## What is required
Without the images, write out the whole listing exactly.

## Exercise data
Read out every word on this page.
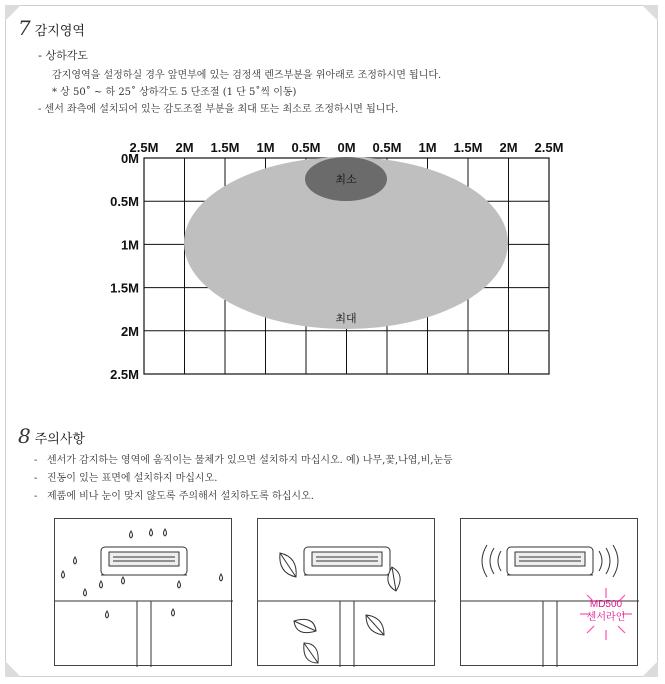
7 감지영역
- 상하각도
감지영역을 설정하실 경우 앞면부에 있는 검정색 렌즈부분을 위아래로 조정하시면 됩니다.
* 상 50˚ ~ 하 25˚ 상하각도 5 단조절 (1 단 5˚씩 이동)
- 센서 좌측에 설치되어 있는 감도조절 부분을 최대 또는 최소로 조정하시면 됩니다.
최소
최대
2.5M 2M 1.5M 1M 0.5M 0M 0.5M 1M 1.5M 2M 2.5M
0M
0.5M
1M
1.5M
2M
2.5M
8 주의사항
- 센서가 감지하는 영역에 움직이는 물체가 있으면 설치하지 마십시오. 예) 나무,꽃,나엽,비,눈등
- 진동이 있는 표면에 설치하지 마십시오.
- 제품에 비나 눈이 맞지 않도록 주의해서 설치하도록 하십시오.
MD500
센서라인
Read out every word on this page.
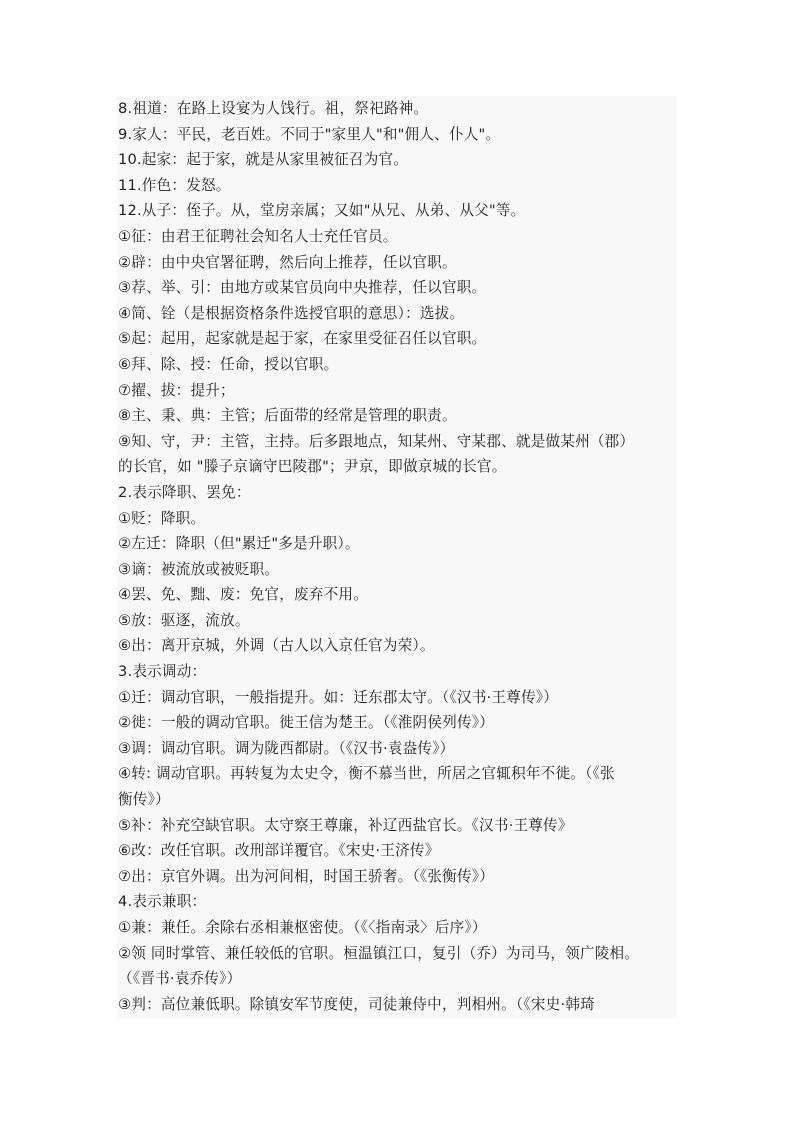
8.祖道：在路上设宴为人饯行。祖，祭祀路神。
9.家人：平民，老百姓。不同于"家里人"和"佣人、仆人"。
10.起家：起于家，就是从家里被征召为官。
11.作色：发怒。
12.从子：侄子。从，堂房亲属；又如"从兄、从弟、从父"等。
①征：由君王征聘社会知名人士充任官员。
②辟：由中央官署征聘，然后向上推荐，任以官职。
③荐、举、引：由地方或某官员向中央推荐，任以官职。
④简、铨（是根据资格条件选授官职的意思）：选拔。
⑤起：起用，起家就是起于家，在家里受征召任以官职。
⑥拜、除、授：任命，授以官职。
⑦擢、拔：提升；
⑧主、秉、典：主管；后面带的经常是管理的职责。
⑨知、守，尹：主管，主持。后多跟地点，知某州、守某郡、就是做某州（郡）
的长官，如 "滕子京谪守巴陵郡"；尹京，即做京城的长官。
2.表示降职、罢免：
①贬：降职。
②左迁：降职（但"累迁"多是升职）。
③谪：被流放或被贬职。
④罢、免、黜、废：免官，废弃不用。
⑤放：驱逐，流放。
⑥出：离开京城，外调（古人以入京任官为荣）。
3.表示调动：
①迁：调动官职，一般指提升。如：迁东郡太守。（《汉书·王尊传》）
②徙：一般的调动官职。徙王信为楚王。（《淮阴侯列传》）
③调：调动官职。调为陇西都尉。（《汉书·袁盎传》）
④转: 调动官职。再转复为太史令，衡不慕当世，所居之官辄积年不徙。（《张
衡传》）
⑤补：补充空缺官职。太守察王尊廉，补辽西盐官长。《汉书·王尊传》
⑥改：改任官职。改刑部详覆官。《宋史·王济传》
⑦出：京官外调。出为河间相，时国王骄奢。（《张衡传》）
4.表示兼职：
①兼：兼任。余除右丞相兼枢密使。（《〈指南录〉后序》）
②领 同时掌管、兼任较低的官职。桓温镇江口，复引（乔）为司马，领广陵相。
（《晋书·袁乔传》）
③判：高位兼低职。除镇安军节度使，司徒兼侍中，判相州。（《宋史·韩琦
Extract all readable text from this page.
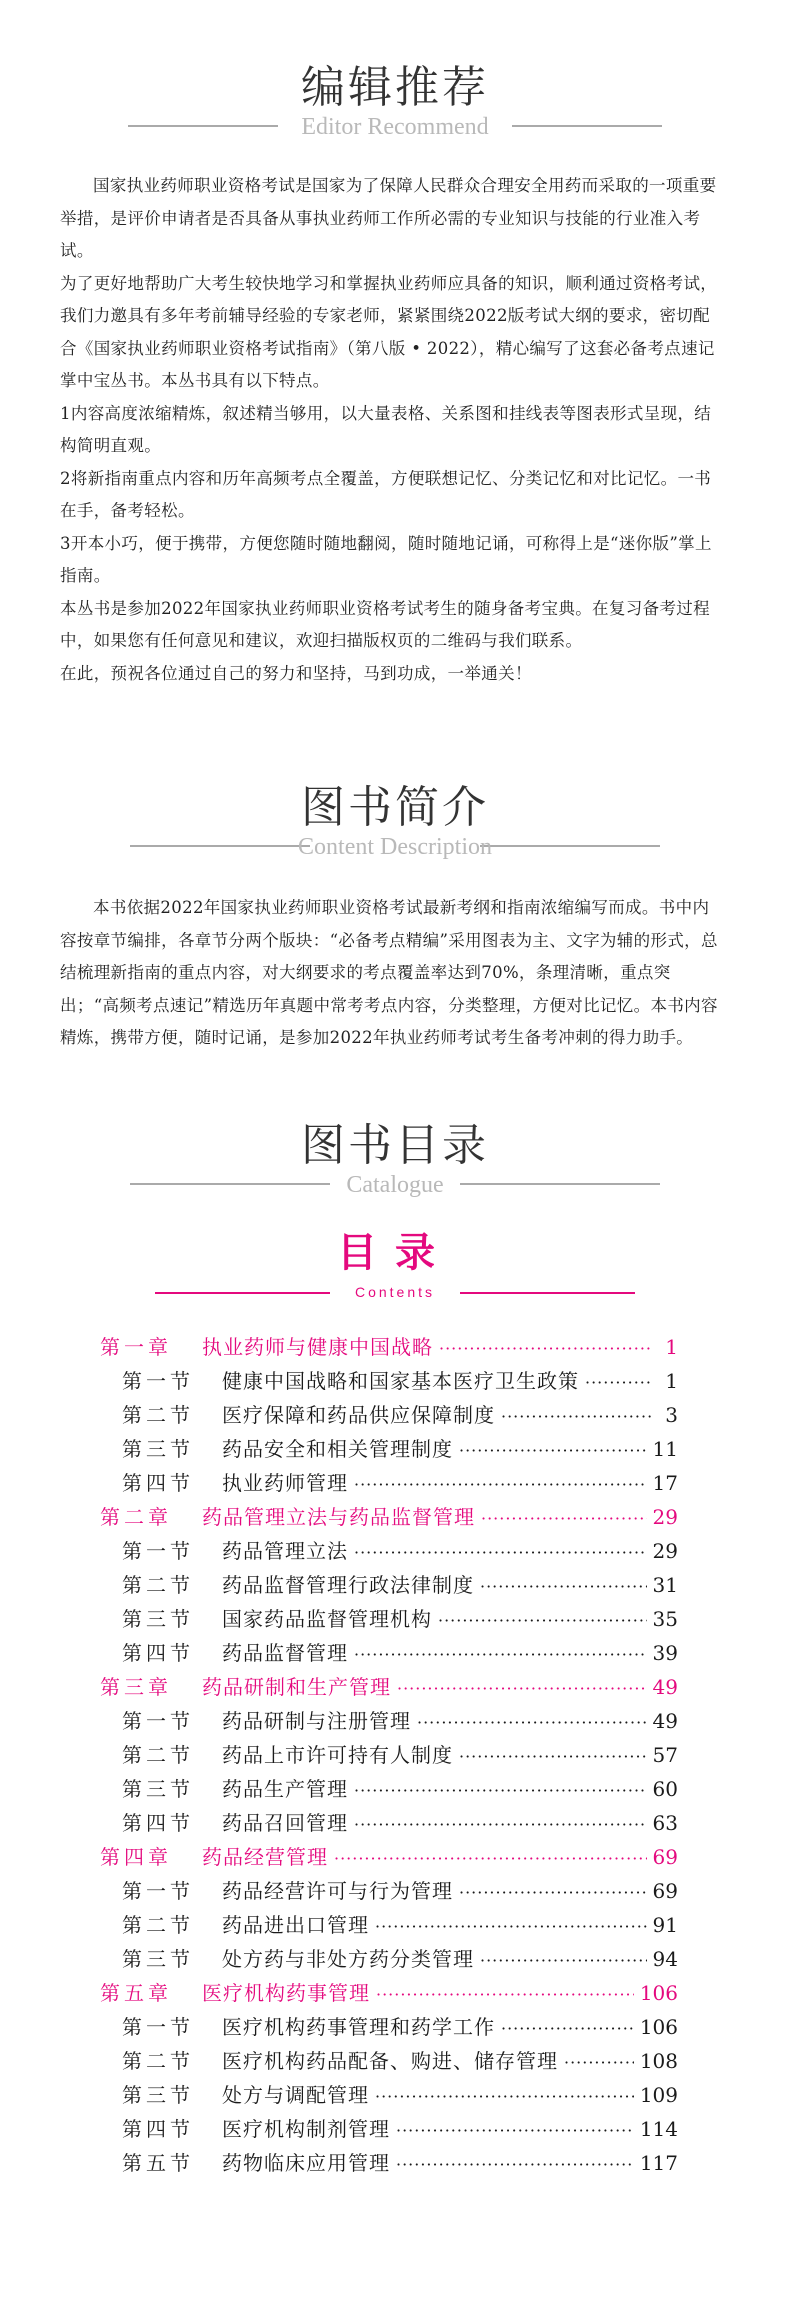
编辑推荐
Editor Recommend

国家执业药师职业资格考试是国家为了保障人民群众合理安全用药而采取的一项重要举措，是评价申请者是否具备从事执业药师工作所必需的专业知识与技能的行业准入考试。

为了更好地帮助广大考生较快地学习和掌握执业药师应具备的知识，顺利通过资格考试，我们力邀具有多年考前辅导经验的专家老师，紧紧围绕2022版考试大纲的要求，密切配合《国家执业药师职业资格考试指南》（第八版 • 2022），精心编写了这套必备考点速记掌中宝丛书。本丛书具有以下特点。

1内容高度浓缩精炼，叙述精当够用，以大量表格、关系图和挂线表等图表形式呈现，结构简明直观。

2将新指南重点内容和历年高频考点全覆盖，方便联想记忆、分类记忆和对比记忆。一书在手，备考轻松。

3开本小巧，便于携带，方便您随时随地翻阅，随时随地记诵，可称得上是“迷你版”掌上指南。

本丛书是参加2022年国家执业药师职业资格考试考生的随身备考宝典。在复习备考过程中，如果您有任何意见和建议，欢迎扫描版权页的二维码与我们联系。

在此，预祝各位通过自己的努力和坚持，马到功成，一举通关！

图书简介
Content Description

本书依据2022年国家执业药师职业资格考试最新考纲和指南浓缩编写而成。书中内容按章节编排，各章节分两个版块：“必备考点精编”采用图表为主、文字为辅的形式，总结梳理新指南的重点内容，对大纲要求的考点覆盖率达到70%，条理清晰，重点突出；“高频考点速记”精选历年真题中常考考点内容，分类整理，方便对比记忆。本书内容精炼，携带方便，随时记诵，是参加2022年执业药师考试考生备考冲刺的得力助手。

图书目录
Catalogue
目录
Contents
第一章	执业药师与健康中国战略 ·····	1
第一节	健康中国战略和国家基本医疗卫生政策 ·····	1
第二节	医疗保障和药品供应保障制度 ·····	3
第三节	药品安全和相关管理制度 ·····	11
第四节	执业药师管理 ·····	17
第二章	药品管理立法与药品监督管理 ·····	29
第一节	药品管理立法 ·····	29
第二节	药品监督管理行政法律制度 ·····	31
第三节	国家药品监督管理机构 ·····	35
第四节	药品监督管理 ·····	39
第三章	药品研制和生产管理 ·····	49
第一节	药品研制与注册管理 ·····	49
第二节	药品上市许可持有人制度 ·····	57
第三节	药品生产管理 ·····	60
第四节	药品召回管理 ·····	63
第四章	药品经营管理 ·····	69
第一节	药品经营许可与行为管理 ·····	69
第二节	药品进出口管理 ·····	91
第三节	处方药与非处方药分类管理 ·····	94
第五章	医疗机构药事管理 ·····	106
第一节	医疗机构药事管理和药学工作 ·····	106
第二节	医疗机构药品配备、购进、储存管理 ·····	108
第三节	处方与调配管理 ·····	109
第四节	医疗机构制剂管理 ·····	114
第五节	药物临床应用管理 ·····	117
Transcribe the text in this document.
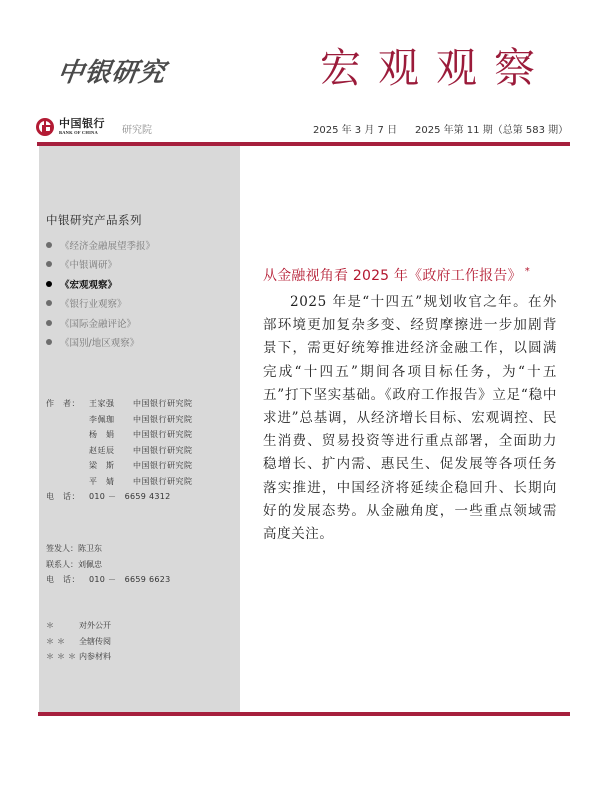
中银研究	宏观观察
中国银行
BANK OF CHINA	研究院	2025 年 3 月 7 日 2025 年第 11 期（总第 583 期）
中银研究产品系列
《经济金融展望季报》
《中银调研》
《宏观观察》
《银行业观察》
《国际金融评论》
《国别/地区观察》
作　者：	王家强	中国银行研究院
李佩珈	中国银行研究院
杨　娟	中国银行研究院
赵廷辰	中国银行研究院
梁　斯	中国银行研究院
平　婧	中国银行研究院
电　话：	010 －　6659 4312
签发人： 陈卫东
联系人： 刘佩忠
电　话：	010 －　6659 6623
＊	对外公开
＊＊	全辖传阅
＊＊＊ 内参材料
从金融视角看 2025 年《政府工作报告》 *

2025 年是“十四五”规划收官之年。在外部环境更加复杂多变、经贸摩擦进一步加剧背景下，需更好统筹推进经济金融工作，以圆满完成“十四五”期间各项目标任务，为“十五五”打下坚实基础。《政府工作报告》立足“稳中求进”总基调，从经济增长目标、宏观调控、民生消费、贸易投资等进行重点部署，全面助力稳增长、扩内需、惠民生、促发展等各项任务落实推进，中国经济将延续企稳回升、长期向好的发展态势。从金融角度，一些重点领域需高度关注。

## Final answer
Read out every word on this page.
7 감지영역
- 상하각도
감지영역을 설정하실 경우 앞면부에 있는 검정색 렌즈부분을 위아래로 조정하시면 됩니다.
* 상 50˚ ~ 하 25˚ 상하각도 5 단조절 (1 단 5˚씩 이동)
- 센서 좌측에 설치되어 있는 감도조절 부분을 최대 또는 최소로 조정하시면 됩니다.
최소
최대
2.5M 2M 1.5M 1M 0.5M 0M 0.5M 1M 1.5M 2M 2.5M
0M
0.5M
1M
1.5M
2M
2.5M
8 주의사항
- 센서가 감지하는 영역에 움직이는 물체가 있으면 설치하지 마십시오. 예) 나무,꽃,나엽,비,눈등
- 진동이 있는 표면에 설치하지 마십시오.
- 제품에 비나 눈이 맞지 않도록 주의해서 설치하도록 하십시오.
MD500
센서라인
Read out every word on this page.
8.祖道：在路上设宴为人饯行。祖，祭祀路神。
9.家人：平民，老百姓。不同于"家里人"和"佣人、仆人"。
10.起家：起于家，就是从家里被征召为官。
11.作色：发怒。
12.从子：侄子。从，堂房亲属；又如"从兄、从弟、从父"等。
①征：由君王征聘社会知名人士充任官员。
②辟：由中央官署征聘，然后向上推荐，任以官职。
③荐、举、引：由地方或某官员向中央推荐，任以官职。
④简、铨（是根据资格条件选授官职的意思）：选拔。
⑤起：起用，起家就是起于家，在家里受征召任以官职。
⑥拜、除、授：任命，授以官职。
⑦擢、拔：提升；
⑧主、秉、典：主管；后面带的经常是管理的职责。
⑨知、守，尹：主管，主持。后多跟地点，知某州、守某郡、就是做某州（郡）
的长官，如 "滕子京谪守巴陵郡"；尹京，即做京城的长官。
2.表示降职、罢免：
①贬：降职。
②左迁：降职（但"累迁"多是升职）。
③谪：被流放或被贬职。
④罢、免、黜、废：免官，废弃不用。
⑤放：驱逐，流放。
⑥出：离开京城，外调（古人以入京任官为荣）。
3.表示调动：
①迁：调动官职，一般指提升。如：迁东郡太守。（《汉书·王尊传》）
②徙：一般的调动官职。徙王信为楚王。（《淮阴侯列传》）
③调：调动官职。调为陇西都尉。（《汉书·袁盎传》）
④转: 调动官职。再转复为太史令，衡不慕当世，所居之官辄积年不徙。（《张
衡传》）
⑤补：补充空缺官职。太守察王尊廉，补辽西盐官长。《汉书·王尊传》
⑥改：改任官职。改刑部详覆官。《宋史·王济传》
⑦出：京官外调。出为河间相，时国王骄奢。（《张衡传》）
4.表示兼职：
①兼：兼任。余除右丞相兼枢密使。（《〈指南录〉后序》）
②领 同时掌管、兼任较低的官职。桓温镇江口，复引（乔）为司马，领广陵相。
（《晋书·袁乔传》）
③判：高位兼低职。除镇安军节度使，司徒兼侍中，判相州。（《宋史·韩琦
Extract all readable text from this page.
编辑推荐
Editor Recommend

国家执业药师职业资格考试是国家为了保障人民群众合理安全用药而采取的一项重要举措，是评价申请者是否具备从事执业药师工作所必需的专业知识与技能的行业准入考试。

为了更好地帮助广大考生较快地学习和掌握执业药师应具备的知识，顺利通过资格考试，我们力邀具有多年考前辅导经验的专家老师，紧紧围绕2022版考试大纲的要求，密切配合《国家执业药师职业资格考试指南》（第八版 • 2022），精心编写了这套必备考点速记掌中宝丛书。本丛书具有以下特点。

1内容高度浓缩精炼，叙述精当够用，以大量表格、关系图和挂线表等图表形式呈现，结构简明直观。

2将新指南重点内容和历年高频考点全覆盖，方便联想记忆、分类记忆和对比记忆。一书在手，备考轻松。

3开本小巧，便于携带，方便您随时随地翻阅，随时随地记诵，可称得上是“迷你版”掌上指南。

本丛书是参加2022年国家执业药师职业资格考试考生的随身备考宝典。在复习备考过程中，如果您有任何意见和建议，欢迎扫描版权页的二维码与我们联系。

在此，预祝各位通过自己的努力和坚持，马到功成，一举通关！

图书简介
Content Description

本书依据2022年国家执业药师职业资格考试最新考纲和指南浓缩编写而成。书中内容按章节编排，各章节分两个版块：“必备考点精编”采用图表为主、文字为辅的形式，总结梳理新指南的重点内容，对大纲要求的考点覆盖率达到70%，条理清晰，重点突出；“高频考点速记”精选历年真题中常考考点内容，分类整理，方便对比记忆。本书内容精炼，携带方便，随时记诵，是参加2022年执业药师考试考生备考冲刺的得力助手。

图书目录
Catalogue
目录
Contents
第一章	执业药师与健康中国战略 ·····	1
第一节	健康中国战略和国家基本医疗卫生政策 ·····	1
第二节	医疗保障和药品供应保障制度 ·····	3
第三节	药品安全和相关管理制度 ·····	11
第四节	执业药师管理 ·····	17
第二章	药品管理立法与药品监督管理 ·····	29
第一节	药品管理立法 ·····	29
第二节	药品监督管理行政法律制度 ·····	31
第三节	国家药品监督管理机构 ·····	35
第四节	药品监督管理 ·····	39
第三章	药品研制和生产管理 ·····	49
第一节	药品研制与注册管理 ·····	49
第二节	药品上市许可持有人制度 ·····	57
第三节	药品生产管理 ·····	60
第四节	药品召回管理 ·····	63
第四章	药品经营管理 ·····	69
第一节	药品经营许可与行为管理 ·····	69
第二节	药品进出口管理 ·····	91
第三节	处方药与非处方药分类管理 ·····	94
第五章	医疗机构药事管理 ·····	106
第一节	医疗机构药事管理和药学工作 ·····	106
第二节	医疗机构药品配备、购进、储存管理 ·····	108
第三节	处方与调配管理 ·····	109
第四节	医疗机构制剂管理 ·····	114
第五节	药物临床应用管理 ·····	117
Transcribe the text in this document.
中银研究	宏观观察
中国银行
BANK OF CHINA	研究院	2025 年 3 月 7 日 2025 年第 11 期（总第 583 期）
中银研究产品系列
《经济金融展望季报》
《中银调研》
《宏观观察》
《银行业观察》
《国际金融评论》
《国别/地区观察》
作　者：	王家强	中国银行研究院
李佩珈	中国银行研究院
杨　娟	中国银行研究院
赵廷辰	中国银行研究院
梁　斯	中国银行研究院
平　婧	中国银行研究院
电　话：	010 －　6659 4312
签发人： 陈卫东
联系人： 刘佩忠
电　话：	010 －　6659 6623
＊	对外公开
＊＊	全辖传阅
＊＊＊ 内参材料
从金融视角看 2025 年《政府工作报告》 *

2025 年是“十四五”规划收官之年。在外部环境更加复杂多变、经贸摩擦进一步加剧背景下，需更好统筹推进经济金融工作，以圆满完成“十四五”期间各项目标任务，为“十五五”打下坚实基础。《政府工作报告》立足“稳中求进”总基调，从经济增长目标、宏观调控、民生消费、贸易投资等进行重点部署，全面助力稳增长、扩内需、惠民生、促发展等各项任务落实推进，中国经济将延续企稳回升、长期向好的发展态势。从金融角度，一些重点领域需高度关注。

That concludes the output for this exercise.